------ TEXTAUSZUG ------
Spruch:
Im Verfahren AZ 40 EHv 44/03d des Landesgerichtes Wiener Neustadt verletzt die Durchführung der Hauptverhandlung gegen Ferdinand H***** am 9. Juli 2003 in Abwesenheit eines Verteidigers das Gesetz in der Bestimmung des § 41 Abs 1 Z 2 StPO.
Im Übrigen wird die Nichtigkeitsbeschwerde verworfen.
Text
Gründe:
Mit dem Urteil des Landesgerichtes Wiener Neustadt vom 13. August 2003, GZ 40 EHv 44/03d-10, wurden Ferdinand H***** und Friedrich K***** des Vergehens der Nötigung nach § 105 Abs 1 StGB (1./), Ferdinand H***** überdies des Verbrechens der versuchten Erpressung nach §§ 15, 144 Abs 1 StGB (2./) schuldig erkannt.
Danach haben
1./ im Jahr 2000, und zwar frühestens am 16. Juni 2000, in Wien Ferdinand H***** und Friedrich K***** im bewussten und gewollten Zusammenwirken als Mittäter den Gerald R***** durch gefährliche Drohung zu einer Handlung, nämlich zum Aushändigen einer von diesem getragenen Zahnprothese genötigt, indem Ferdinand H***** den Friedrich K***** aufforderte, dieser solle Gerald R***** die Zähne (gemeint eine Zahnprothese) wegnehmen, sowie durch die von Ferdinand H***** gegenüber dem körperlich unterlegenen Opfer, vor dem er sich drohend aufgestellt hatte, gemachte Äußerung: "Spucks aus, sonst dama Schlitten fahren";
2./ Ferdinand H***** alleine am 13. Februar 2003 auf der Südautobahn - A2 im Raum Wiener Neustadt mit auf unrechtmäßige Bereicherung gerichtetem Vorsatz Dr. Andrea S***** durch Übermitteln eines SMS des Inhaltes "Heute um 21.00 Uhr kommt ein Freund von mir zu dir und holt mein Geld von dir. Gib ihm 9.000 Euro in ein Kuvert, und wir sind quitt. Falls nicht, steht deine berufliche und private Zukunft in Gefahr. Es ist ein Notfall", somit durch gefährliche Drohung mit einer Verletzung der beruflichen und privaten Ehre der Adressatin zu einer Handlung zu nötigen versucht, die diese am Vermögen um 9.000 Euro schädigen sollte.
------ DATENAUSZUG ------
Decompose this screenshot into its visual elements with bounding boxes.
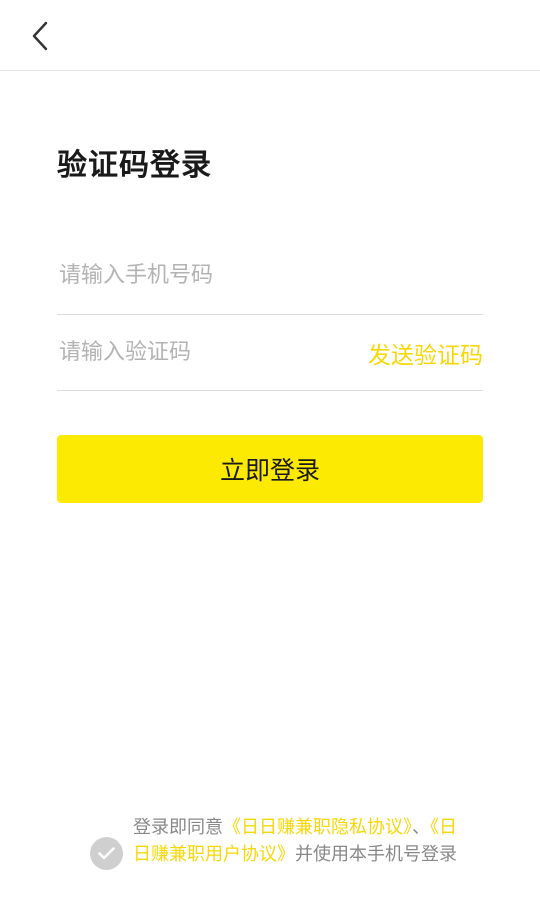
------
§ **ARBEITSAUFTRÄGE**:
a - Welchen Geldbetrag verlangte Ferdinand H***** laut Textauszug in der SMS?
b - Worin bestand laut Textauszug die gefährliche Drohung in der SMS an Dr. Andrea S*****?
c - Schreiben Sie aus dem Textauszug den Abschnitt zwischen "Im Übrigen wird" und "(2./) schuldig erkannt." einschließlich ab.
Verwenden Sie ausschließlich den Textauszug.

§ **LÖSUNGEN**:
a - 9.000 Euro.

b - Die SMS kündigte an, dass ihre berufliche und private Zukunft in Gefahr sei, falls sie die 9.000 Euro nicht übergebe. Der Textauszug wertet dies als gefährliche Drohung mit einer Verletzung der beruflichen und privaten Ehre der Adressatin.

c -
Im Übrigen wird die Nichtigkeitsbeschwerde verworfen.
Text
Gründe:
Mit dem Urteil des Landesgerichtes Wiener Neustadt vom 13. August 2003, GZ 40 EHv 44/03d-10, wurden Ferdinand H***** und Friedrich K***** des Vergehens der Nötigung nach § 105 Abs 1 StGB (1./), Ferdinand H***** überdies des Verbrechens der versuchten Erpressung nach §§ 15, 144 Abs 1 StGB (2./) schuldig erkannt.